The problem
Where a line contains the string "wongoing", copy that line.
━━━━
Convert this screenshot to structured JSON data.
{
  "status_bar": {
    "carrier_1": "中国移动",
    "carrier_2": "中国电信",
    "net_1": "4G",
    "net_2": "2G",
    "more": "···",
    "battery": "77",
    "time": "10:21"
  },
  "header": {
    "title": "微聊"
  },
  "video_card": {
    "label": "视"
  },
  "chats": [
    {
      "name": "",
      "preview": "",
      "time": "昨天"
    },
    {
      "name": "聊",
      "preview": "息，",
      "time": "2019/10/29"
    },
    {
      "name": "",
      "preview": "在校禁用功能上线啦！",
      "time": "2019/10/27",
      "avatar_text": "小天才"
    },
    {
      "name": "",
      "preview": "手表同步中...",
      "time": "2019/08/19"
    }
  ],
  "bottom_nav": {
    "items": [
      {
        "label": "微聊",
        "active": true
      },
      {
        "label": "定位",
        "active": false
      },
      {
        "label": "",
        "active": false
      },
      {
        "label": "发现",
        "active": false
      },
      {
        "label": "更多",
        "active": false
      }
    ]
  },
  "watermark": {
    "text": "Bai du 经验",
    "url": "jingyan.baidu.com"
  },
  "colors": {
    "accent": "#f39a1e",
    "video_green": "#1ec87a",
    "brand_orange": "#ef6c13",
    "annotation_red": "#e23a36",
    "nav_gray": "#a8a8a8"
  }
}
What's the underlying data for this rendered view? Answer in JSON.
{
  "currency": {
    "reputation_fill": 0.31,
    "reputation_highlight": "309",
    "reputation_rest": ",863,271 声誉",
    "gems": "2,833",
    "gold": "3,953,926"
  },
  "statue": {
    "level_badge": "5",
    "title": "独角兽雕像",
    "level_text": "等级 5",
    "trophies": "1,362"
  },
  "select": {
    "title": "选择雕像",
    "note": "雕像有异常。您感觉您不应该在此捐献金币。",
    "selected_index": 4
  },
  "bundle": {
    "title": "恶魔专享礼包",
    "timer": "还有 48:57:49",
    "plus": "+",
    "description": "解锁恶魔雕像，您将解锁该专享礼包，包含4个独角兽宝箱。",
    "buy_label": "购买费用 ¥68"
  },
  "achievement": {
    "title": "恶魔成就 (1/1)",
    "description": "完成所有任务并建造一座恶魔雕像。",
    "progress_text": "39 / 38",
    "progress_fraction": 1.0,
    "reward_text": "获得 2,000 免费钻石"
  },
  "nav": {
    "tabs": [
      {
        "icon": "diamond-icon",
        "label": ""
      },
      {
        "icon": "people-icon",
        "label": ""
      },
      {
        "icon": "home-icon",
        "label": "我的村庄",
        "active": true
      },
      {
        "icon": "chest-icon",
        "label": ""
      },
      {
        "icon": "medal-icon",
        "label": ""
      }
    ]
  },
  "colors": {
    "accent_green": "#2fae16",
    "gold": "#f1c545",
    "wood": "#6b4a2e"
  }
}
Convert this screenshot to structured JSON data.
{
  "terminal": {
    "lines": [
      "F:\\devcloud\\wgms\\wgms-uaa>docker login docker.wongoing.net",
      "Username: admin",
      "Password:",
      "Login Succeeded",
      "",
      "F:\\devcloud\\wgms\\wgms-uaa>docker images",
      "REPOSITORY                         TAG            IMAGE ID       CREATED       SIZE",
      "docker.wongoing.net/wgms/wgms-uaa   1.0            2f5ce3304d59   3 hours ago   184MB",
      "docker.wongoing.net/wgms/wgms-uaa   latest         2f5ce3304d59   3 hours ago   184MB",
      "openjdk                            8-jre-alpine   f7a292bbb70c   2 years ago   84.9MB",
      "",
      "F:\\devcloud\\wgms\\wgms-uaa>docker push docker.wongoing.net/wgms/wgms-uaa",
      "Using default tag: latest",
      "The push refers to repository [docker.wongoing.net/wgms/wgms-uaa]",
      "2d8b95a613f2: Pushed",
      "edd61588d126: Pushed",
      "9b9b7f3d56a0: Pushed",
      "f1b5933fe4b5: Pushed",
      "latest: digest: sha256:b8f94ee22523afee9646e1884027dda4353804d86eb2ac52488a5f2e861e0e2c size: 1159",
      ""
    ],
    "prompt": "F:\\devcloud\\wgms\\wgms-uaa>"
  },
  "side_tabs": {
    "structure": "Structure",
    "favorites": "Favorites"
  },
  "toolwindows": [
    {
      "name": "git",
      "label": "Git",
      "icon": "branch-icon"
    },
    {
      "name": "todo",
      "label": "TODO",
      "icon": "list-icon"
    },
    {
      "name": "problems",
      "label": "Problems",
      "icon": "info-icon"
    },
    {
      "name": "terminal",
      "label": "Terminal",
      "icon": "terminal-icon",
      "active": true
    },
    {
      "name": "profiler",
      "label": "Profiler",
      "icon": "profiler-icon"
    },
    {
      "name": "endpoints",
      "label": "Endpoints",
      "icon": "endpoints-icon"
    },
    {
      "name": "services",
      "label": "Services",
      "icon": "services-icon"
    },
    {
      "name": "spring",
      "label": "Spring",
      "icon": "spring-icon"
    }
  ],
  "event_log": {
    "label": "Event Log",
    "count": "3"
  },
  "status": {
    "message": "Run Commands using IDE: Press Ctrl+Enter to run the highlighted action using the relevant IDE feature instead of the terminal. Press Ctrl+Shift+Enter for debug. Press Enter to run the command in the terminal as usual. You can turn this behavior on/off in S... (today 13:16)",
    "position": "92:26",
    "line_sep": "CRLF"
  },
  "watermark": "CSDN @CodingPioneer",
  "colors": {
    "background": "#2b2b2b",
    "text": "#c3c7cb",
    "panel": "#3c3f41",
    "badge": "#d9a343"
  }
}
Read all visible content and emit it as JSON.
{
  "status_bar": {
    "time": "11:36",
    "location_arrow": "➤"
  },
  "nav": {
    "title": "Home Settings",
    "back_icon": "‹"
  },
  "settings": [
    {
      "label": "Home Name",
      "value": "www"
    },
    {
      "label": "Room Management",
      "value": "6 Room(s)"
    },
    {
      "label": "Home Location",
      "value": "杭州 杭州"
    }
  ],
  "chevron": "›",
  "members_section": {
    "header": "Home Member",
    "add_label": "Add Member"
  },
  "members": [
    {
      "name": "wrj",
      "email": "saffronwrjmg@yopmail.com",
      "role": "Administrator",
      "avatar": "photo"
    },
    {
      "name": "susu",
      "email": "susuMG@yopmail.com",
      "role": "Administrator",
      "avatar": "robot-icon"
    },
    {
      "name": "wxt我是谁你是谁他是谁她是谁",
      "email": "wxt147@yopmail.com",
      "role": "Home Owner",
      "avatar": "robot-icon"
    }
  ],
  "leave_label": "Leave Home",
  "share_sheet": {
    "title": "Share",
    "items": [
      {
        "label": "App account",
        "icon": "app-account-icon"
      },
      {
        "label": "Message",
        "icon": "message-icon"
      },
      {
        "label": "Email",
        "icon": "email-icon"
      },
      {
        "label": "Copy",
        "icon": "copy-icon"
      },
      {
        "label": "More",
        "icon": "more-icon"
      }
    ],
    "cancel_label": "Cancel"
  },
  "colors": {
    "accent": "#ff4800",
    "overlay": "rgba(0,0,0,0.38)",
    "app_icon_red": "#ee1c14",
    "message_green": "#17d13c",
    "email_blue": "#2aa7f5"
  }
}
━━━━
Output of the exercise
      "F:\\devcloud\\wgms\\wgms-uaa>docker login docker.wongoing.net",
      "docker.wongoing.net/wgms/wgms-uaa   1.0            2f5ce3304d59   3 hours ago   184MB",
      "docker.wongoing.net/wgms/wgms-uaa   latest         2f5ce3304d59   3 hours ago   184MB",
      "F:\\devcloud\\wgms\\wgms-uaa>docker push docker.wongoing.net/wgms/wgms-uaa",
      "The push refers to repository [docker.wongoing.net/wgms/wgms-uaa]",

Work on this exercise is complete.